### [Goal]
Give back the whole listing exactly as shown.

### [Data provided]
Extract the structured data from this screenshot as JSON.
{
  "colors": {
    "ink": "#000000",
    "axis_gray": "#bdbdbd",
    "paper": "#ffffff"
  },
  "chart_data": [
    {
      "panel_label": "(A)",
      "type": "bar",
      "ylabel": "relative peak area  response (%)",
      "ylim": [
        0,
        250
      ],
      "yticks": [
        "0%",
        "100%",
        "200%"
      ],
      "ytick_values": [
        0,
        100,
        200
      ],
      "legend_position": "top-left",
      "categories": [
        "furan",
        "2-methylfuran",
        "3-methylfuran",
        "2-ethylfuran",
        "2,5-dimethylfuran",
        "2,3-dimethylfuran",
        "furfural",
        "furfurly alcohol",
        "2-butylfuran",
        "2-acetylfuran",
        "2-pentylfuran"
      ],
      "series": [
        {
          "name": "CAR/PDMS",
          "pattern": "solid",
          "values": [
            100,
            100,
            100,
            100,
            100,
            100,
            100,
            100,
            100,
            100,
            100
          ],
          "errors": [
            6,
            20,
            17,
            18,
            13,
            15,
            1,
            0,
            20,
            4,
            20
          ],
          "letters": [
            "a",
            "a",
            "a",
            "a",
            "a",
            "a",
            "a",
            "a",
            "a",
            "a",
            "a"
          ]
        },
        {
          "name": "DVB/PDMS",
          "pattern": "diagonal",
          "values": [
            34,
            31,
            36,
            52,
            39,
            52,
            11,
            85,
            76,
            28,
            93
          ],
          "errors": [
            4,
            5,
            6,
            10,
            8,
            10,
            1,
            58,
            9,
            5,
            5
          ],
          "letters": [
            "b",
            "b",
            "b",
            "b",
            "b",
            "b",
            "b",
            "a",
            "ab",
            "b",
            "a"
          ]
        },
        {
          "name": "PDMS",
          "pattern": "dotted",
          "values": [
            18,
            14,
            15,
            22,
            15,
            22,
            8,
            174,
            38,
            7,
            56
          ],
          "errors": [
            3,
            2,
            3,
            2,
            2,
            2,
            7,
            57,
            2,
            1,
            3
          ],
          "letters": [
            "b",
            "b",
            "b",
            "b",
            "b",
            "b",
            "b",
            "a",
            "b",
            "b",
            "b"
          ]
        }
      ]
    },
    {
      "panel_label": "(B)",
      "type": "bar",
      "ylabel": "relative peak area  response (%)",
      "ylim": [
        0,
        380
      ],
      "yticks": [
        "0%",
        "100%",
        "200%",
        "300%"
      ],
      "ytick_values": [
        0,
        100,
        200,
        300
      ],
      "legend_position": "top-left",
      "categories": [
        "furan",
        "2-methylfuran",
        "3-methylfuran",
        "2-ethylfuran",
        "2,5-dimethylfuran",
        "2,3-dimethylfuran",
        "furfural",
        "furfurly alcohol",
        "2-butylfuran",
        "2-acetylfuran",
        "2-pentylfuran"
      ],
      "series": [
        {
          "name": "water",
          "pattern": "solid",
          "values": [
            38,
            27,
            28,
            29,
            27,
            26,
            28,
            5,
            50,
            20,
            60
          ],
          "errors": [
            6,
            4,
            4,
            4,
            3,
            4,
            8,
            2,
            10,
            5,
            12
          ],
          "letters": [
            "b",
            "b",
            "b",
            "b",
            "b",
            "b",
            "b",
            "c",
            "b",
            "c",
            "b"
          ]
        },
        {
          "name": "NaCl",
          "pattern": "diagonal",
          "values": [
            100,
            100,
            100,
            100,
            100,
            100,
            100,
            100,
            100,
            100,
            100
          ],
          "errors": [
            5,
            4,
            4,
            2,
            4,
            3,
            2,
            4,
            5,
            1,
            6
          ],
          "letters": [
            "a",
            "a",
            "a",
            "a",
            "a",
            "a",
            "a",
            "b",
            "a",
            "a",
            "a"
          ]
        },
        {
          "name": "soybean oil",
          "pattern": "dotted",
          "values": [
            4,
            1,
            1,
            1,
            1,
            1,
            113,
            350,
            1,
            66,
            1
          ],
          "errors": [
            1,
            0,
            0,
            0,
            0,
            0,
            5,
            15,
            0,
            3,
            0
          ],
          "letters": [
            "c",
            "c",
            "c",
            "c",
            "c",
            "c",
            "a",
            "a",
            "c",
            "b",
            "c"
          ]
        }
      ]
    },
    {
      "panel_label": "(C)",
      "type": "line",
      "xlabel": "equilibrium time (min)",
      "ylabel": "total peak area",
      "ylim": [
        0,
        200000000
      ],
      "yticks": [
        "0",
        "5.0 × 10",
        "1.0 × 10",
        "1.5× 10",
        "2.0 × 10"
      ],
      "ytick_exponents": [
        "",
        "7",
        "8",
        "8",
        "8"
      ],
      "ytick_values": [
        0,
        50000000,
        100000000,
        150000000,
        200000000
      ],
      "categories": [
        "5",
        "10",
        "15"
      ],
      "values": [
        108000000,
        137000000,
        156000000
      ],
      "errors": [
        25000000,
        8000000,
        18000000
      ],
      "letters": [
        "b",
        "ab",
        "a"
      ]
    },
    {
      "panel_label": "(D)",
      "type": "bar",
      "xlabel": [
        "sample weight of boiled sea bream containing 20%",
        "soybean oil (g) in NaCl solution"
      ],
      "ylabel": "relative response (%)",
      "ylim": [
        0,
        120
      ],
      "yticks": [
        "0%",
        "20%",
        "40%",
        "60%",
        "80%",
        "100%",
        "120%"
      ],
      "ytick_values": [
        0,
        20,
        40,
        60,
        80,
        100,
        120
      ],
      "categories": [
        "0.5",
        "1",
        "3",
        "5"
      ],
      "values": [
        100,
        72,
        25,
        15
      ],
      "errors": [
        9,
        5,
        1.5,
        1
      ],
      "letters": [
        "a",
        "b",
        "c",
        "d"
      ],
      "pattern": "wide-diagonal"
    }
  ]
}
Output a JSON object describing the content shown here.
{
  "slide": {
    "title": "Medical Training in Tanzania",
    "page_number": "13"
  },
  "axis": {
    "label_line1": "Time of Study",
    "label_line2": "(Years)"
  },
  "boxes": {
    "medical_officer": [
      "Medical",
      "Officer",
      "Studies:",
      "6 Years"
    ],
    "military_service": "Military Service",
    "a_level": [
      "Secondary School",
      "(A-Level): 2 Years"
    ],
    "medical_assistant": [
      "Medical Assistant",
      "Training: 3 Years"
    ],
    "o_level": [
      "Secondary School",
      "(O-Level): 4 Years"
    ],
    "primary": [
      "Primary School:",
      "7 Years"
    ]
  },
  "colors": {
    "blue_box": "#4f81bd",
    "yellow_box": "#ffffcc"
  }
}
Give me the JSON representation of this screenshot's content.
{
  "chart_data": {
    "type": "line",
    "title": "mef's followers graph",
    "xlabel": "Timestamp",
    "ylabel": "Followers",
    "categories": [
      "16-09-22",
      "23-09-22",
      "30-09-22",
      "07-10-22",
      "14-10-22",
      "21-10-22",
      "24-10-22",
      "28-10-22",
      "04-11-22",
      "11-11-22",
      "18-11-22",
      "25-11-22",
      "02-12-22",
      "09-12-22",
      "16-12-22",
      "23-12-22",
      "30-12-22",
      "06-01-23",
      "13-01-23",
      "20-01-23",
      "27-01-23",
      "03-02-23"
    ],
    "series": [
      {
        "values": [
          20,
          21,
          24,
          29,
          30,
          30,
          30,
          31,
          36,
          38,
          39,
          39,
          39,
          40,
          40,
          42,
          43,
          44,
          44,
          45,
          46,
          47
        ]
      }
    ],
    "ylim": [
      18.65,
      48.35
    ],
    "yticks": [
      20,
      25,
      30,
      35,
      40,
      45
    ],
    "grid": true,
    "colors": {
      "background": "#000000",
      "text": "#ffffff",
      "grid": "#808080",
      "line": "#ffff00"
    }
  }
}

### [Solution below]
Extract the structured data from this screenshot as JSON.
{
  "colors": {
    "ink": "#000000",
    "axis_gray": "#bdbdbd",
    "paper": "#ffffff"
  },
  "chart_data": [
    {
      "panel_label": "(A)",
      "type": "bar",
      "ylabel": "relative peak area  response (%)",
      "ylim": [
        0,
        250
      ],
      "yticks": [
        "0%",
        "100%",
        "200%"
      ],
      "ytick_values": [
        0,
        100,
        200
      ],
      "legend_position": "top-left",
      "categories": [
        "furan",
        "2-methylfuran",
        "3-methylfuran",
        "2-ethylfuran",
        "2,5-dimethylfuran",
        "2,3-dimethylfuran",
        "furfural",
        "furfurly alcohol",
        "2-butylfuran",
        "2-acetylfuran",
        "2-pentylfuran"
      ],
      "series": [
        {
          "name": "CAR/PDMS",
          "pattern": "solid",
          "values": [
            100,
            100,
            100,
            100,
            100,
            100,
            100,
            100,
            100,
            100,
            100
          ],
          "errors": [
            6,
            20,
            17,
            18,
            13,
            15,
            1,
            0,
            20,
            4,
            20
          ],
          "letters": [
            "a",
            "a",
            "a",
            "a",
            "a",
            "a",
            "a",
            "a",
            "a",
            "a",
            "a"
          ]
        },
        {
          "name": "DVB/PDMS",
          "pattern": "diagonal",
          "values": [
            34,
            31,
            36,
            52,
            39,
            52,
            11,
            85,
            76,
            28,
            93
          ],
          "errors": [
            4,
            5,
            6,
            10,
            8,
            10,
            1,
            58,
            9,
            5,
            5
          ],
          "letters": [
            "b",
            "b",
            "b",
            "b",
            "b",
            "b",
            "b",
            "a",
            "ab",
            "b",
            "a"
          ]
        },
        {
          "name": "PDMS",
          "pattern": "dotted",
          "values": [
            18,
            14,
            15,
            22,
            15,
            22,
            8,
            174,
            38,
            7,
            56
          ],
          "errors": [
            3,
            2,
            3,
            2,
            2,
            2,
            7,
            57,
            2,
            1,
            3
          ],
          "letters": [
            "b",
            "b",
            "b",
            "b",
            "b",
            "b",
            "b",
            "a",
            "b",
            "b",
            "b"
          ]
        }
      ]
    },
    {
      "panel_label": "(B)",
      "type": "bar",
      "ylabel": "relative peak area  response (%)",
      "ylim": [
        0,
        380
      ],
      "yticks": [
        "0%",
        "100%",
        "200%",
        "300%"
      ],
      "ytick_values": [
        0,
        100,
        200,
        300
      ],
      "legend_position": "top-left",
      "categories": [
        "furan",
        "2-methylfuran",
        "3-methylfuran",
        "2-ethylfuran",
        "2,5-dimethylfuran",
        "2,3-dimethylfuran",
        "furfural",
        "furfurly alcohol",
        "2-butylfuran",
        "2-acetylfuran",
        "2-pentylfuran"
      ],
      "series": [
        {
          "name": "water",
          "pattern": "solid",
          "values": [
            38,
            27,
            28,
            29,
            27,
            26,
            28,
            5,
            50,
            20,
            60
          ],
          "errors": [
            6,
            4,
            4,
            4,
            3,
            4,
            8,
            2,
            10,
            5,
            12
          ],
          "letters": [
            "b",
            "b",
            "b",
            "b",
            "b",
            "b",
            "b",
            "c",
            "b",
            "c",
            "b"
          ]
        },
        {
          "name": "NaCl",
          "pattern": "diagonal",
          "values": [
            100,
            100,
            100,
            100,
            100,
            100,
            100,
            100,
            100,
            100,
            100
          ],
          "errors": [
            5,
            4,
            4,
            2,
            4,
            3,
            2,
            4,
            5,
            1,
            6
          ],
          "letters": [
            "a",
            "a",
            "a",
            "a",
            "a",
            "a",
            "a",
            "b",
            "a",
            "a",
            "a"
          ]
        },
        {
          "name": "soybean oil",
          "pattern": "dotted",
          "values": [
            4,
            1,
            1,
            1,
            1,
            1,
            113,
            350,
            1,
            66,
            1
          ],
          "errors": [
            1,
            0,
            0,
            0,
            0,
            0,
            5,
            15,
            0,
            3,
            0
          ],
          "letters": [
            "c",
            "c",
            "c",
            "c",
            "c",
            "c",
            "a",
            "a",
            "c",
            "b",
            "c"
          ]
        }
      ]
    },
    {
      "panel_label": "(C)",
      "type": "line",
      "xlabel": "equilibrium time (min)",
      "ylabel": "total peak area",
      "ylim": [
        0,
        200000000
      ],
      "yticks": [
        "0",
        "5.0 × 10",
        "1.0 × 10",
        "1.5× 10",
        "2.0 × 10"
      ],
      "ytick_exponents": [
        "",
        "7",
        "8",
        "8",
        "8"
      ],
      "ytick_values": [
        0,
        50000000,
        100000000,
        150000000,
        200000000
      ],
      "categories": [
        "5",
        "10",
        "15"
      ],
      "values": [
        108000000,
        137000000,
        156000000
      ],
      "errors": [
        25000000,
        8000000,
        18000000
      ],
      "letters": [
        "b",
        "ab",
        "a"
      ]
    },
    {
      "panel_label": "(D)",
      "type": "bar",
      "xlabel": [
        "sample weight of boiled sea bream containing 20%",
        "soybean oil (g) in NaCl solution"
      ],
      "ylabel": "relative response (%)",
      "ylim": [
        0,
        120
      ],
      "yticks": [
        "0%",
        "20%",
        "40%",
        "60%",
        "80%",
        "100%",
        "120%"
      ],
      "ytick_values": [
        0,
        20,
        40,
        60,
        80,
        100,
        120
      ],
      "categories": [
        "0.5",
        "1",
        "3",
        "5"
      ],
      "values": [
        100,
        72,
        25,
        15
      ],
      "errors": [
        9,
        5,
        1.5,
        1
      ],
      "letters": [
        "a",
        "b",
        "c",
        "d"
      ],
      "pattern": "wide-diagonal"
    }
  ]
}
Output a JSON object describing the content shown here.
{
  "slide": {
    "title": "Medical Training in Tanzania",
    "page_number": "13"
  },
  "axis": {
    "label_line1": "Time of Study",
    "label_line2": "(Years)"
  },
  "boxes": {
    "medical_officer": [
      "Medical",
      "Officer",
      "Studies:",
      "6 Years"
    ],
    "military_service": "Military Service",
    "a_level": [
      "Secondary School",
      "(A-Level): 2 Years"
    ],
    "medical_assistant": [
      "Medical Assistant",
      "Training: 3 Years"
    ],
    "o_level": [
      "Secondary School",
      "(O-Level): 4 Years"
    ],
    "primary": [
      "Primary School:",
      "7 Years"
    ]
  },
  "colors": {
    "blue_box": "#4f81bd",
    "yellow_box": "#ffffcc"
  }
}
Give me the JSON representation of this screenshot's content.
{
  "chart_data": {
    "type": "line",
    "title": "mef's followers graph",
    "xlabel": "Timestamp",
    "ylabel": "Followers",
    "categories": [
      "16-09-22",
      "23-09-22",
      "30-09-22",
      "07-10-22",
      "14-10-22",
      "21-10-22",
      "24-10-22",
      "28-10-22",
      "04-11-22",
      "11-11-22",
      "18-11-22",
      "25-11-22",
      "02-12-22",
      "09-12-22",
      "16-12-22",
      "23-12-22",
      "30-12-22",
      "06-01-23",
      "13-01-23",
      "20-01-23",
      "27-01-23",
      "03-02-23"
    ],
    "series": [
      {
        "values": [
          20,
          21,
          24,
          29,
          30,
          30,
          30,
          31,
          36,
          38,
          39,
          39,
          39,
          40,
          40,
          42,
          43,
          44,
          44,
          45,
          46,
          47
        ]
      }
    ],
    "ylim": [
      18.65,
      48.35
    ],
    "yticks": [
      20,
      25,
      30,
      35,
      40,
      45
    ],
    "grid": true,
    "colors": {
      "background": "#000000",
      "text": "#ffffff",
      "grid": "#808080",
      "line": "#ffff00"
    }
  }
}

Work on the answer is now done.